**CONSIGNES DE L'EXERCICE:**
[1] Relevez dans le texte sur l'analytique des données juridiques toutes les occasions que, selon lui, les quantités astronomiques de données recueillies nous donnent.
[2] Répondez brièvement aux questions suivantes à partir du texte sur l'analytique des données juridiques.
(a) Quelles préoccupations cette pratique soulève-t-elle ?
(b) Qu'est-ce que cette technique nécessite ?
(c) Quel poste Ron Friedmann occupe-t-il, et dans quel cabinet ?
[3] Poursuivez le texte sur l'analytique des données juridiques à partir de sa dernière phrase.

**EXTRAIT DU TEXTE:**
----------
Passer au contenu

Les mégadonnées, un moyen de vous démarquer

Les cabinets juridiques qui sont prêts à faire les investissements nécessaires peuvent utiliser des outils d’analyse de données juridiques pour améliorer leurs services.

light streams at night

Comment vous distinguez-vous de la concurrence? Et si vous pouviez démontrer à vos clients comment votre taux de réussite devant les tribunaux est supérieur à celui d’autres cabinets?

Il existe un moyen : l’analytique des données juridiques. En effet, les quantités astronomiques de données recueillies par les cabinets d’avocats et autres nous donnent l’occasion d’acquérir de nouvelles perspectives sur les dossiers juridiques et les clients, de mesurer la réussite, de résoudre des problèmes complexes et d’aider les clients à mi­nimiser leurs risques.

La pratique soulève des préoccupations entourant la protection des renseignements personnels, et le milieu juridique tarde à tirer profit de cette technique, qui nécessite un investissement technologique et du personnel spécialisé. Mais selon certains observateurs, le potentiel est indéniable.

« Par exemple, les avocats spécialisés en droit du travail et en conformité pourraient analyser des données de l’entreprise, faire le lien avec les honoraires juridiques et éventuellement trouver des moyens d’éviter les litiges en modifiant certaines pratiques, explique Ron Friedmann, consultant principal au cabinet-conseil en gestion juridique Fireman and Company. L’avenir est là. »
----------
**LIGNES FOURNIES:**
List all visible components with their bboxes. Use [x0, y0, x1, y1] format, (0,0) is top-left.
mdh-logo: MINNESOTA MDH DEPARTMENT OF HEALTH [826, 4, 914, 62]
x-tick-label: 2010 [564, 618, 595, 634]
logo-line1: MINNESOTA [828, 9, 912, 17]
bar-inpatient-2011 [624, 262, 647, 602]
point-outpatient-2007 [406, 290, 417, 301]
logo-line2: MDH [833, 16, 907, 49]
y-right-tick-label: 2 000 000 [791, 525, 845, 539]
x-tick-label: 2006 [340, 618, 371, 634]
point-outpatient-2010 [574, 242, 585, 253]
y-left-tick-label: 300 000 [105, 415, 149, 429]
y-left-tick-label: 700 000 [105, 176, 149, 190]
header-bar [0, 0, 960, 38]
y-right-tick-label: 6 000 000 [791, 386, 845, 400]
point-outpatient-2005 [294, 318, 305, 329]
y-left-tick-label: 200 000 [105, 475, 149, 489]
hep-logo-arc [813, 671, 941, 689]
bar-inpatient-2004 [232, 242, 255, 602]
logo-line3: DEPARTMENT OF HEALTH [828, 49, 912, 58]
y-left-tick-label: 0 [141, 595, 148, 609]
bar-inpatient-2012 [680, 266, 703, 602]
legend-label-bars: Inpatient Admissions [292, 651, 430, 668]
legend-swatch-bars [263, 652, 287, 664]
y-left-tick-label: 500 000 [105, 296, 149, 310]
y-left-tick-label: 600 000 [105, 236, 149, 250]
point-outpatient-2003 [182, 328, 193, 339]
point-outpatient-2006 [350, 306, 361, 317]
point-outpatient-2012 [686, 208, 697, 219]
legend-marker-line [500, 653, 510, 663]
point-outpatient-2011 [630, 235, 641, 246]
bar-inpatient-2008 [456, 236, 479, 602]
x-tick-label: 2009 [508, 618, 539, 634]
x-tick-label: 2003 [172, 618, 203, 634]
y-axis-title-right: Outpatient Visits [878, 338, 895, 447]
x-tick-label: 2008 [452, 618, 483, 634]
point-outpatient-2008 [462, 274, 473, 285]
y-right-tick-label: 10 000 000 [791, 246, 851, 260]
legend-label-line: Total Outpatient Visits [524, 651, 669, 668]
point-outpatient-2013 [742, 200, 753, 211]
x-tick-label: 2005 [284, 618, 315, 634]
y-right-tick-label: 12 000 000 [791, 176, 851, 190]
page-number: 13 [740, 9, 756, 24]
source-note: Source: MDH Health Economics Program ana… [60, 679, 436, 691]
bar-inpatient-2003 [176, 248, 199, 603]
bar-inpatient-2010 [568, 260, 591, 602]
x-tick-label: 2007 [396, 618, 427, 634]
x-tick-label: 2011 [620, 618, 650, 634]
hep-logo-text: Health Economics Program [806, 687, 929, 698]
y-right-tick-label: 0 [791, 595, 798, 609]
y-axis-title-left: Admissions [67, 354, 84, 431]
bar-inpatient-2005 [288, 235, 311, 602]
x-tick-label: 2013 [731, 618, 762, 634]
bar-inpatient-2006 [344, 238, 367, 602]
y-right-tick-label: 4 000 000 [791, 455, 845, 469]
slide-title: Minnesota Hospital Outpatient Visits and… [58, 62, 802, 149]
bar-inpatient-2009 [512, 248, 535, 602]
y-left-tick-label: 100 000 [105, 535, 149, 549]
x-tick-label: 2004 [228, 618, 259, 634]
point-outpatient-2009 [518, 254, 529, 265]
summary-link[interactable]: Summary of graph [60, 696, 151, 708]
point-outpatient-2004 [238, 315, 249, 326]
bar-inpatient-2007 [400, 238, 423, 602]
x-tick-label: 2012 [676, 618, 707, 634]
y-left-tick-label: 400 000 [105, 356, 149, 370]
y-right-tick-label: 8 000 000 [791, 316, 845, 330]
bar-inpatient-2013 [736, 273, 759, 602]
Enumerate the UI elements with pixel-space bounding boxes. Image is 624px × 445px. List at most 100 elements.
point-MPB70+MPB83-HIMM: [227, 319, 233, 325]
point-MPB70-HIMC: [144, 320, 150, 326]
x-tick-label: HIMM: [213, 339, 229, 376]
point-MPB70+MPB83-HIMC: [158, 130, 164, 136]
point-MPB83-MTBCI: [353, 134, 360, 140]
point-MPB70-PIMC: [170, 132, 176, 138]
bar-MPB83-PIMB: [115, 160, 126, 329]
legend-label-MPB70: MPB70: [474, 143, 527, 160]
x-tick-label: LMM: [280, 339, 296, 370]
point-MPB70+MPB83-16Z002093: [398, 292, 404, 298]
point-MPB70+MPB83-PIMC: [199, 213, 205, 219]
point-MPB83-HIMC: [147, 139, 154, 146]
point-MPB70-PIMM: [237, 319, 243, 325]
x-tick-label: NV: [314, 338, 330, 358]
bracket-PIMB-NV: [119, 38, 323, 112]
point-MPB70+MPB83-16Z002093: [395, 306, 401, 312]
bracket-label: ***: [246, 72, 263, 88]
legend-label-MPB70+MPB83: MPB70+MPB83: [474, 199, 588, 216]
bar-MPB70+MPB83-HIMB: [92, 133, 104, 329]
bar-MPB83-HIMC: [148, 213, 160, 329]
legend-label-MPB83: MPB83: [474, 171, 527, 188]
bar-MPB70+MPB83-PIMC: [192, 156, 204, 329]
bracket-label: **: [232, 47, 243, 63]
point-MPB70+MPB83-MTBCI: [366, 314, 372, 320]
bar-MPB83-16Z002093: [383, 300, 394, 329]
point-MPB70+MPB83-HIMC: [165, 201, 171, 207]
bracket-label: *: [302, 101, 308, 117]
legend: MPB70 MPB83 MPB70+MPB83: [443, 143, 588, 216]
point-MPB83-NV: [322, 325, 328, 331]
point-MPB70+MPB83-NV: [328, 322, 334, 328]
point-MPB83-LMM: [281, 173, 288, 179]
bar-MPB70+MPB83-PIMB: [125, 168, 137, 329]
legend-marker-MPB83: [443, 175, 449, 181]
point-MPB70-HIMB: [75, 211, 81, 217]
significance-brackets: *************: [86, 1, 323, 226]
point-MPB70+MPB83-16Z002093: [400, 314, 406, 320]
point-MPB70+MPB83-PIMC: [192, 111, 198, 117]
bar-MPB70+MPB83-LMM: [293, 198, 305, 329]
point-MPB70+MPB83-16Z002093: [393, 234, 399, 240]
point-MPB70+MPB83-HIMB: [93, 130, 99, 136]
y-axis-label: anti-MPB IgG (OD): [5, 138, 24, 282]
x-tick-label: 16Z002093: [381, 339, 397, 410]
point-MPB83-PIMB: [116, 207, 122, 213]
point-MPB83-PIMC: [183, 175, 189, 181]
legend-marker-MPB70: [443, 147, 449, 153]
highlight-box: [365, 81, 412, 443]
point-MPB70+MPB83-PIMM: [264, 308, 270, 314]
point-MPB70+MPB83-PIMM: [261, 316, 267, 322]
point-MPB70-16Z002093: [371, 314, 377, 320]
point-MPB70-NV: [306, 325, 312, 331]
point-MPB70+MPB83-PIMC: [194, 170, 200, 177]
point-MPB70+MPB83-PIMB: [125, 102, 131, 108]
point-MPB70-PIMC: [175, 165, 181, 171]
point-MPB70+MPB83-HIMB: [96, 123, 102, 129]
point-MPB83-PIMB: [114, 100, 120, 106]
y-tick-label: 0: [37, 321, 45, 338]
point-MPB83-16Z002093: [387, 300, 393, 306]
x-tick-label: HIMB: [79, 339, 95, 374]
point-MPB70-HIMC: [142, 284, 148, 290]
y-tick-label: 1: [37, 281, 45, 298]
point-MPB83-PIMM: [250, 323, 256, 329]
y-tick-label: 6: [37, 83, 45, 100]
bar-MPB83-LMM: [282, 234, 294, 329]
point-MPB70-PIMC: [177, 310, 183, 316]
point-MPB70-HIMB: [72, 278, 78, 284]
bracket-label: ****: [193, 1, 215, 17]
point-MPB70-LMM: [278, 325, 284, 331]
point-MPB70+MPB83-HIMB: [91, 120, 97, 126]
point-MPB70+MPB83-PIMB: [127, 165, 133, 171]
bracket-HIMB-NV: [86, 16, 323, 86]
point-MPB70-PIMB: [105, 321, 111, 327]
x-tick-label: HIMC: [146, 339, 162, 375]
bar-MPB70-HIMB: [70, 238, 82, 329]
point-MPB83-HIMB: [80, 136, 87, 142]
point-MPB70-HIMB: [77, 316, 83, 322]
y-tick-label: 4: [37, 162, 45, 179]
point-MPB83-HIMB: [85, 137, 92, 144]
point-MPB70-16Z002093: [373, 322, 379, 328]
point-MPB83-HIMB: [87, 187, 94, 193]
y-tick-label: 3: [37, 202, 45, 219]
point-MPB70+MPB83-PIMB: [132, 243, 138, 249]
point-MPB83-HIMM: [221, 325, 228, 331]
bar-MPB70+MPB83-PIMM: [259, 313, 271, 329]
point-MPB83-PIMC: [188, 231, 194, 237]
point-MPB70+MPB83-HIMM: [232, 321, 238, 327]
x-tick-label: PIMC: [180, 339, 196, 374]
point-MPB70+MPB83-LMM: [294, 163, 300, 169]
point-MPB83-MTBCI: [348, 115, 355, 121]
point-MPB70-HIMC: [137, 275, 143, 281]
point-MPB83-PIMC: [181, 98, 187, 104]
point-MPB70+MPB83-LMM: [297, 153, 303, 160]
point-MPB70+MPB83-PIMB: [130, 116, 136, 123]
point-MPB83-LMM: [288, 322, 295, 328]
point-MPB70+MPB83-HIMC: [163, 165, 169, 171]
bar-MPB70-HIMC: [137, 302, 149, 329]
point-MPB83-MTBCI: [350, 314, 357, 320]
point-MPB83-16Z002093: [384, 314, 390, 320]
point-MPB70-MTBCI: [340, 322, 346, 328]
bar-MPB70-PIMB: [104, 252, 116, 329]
----------
**RÉPONSES PAR CONSIGNE:**
[1]
- Acquérir de nouvelles perspectives sur les dossiers juridiques et les clients
- Mesurer la réussite
- Résoudre des problèmes complexes
- Aider les clients à minimiser leurs risques

[2]
(a) Elle soulève des préoccupations entourant la protection des renseignements personnels.
(b) Elle nécessite un investissement technologique et du personnel spécialisé.
(c) Il est consultant principal au cabinet-conseil en gestion juridique Fireman and Company.

[3]
L’analytique des données consiste à examiner tout un corpus de données pour avoir une compréhension nouvelle d’une situation. Par exemple, des sociétés américaines comme TyMetrix et Sky Analytics examinent des milliers de notes d’honoraires pour aider les services juridiques à trouver les meilleurs tarifs.

En fait, la plupart des cabinets d’analytique se concentrent sur la facturation des honoraires et ne se sont pas encore attaqués à d’autres domaines comme le litige ou le droit des sociétés. Cette apathie relative est causée par une méconnaissance du domaine, une certaine indifférence et l’absence de pressions sur le marché.

« Beaucoup d’avenues restent inexplorées, car la facturation électronique a principalement été uti­lisée pour les analyses à base de règles, comme le cas d’un seul avocat lors d’une déposition, affirme Me Friedmann. L’analytique, ce n’est pas cela. Le but n’est pas d’analyser des données pour savoir quel avocat externe coûte le moins cher. »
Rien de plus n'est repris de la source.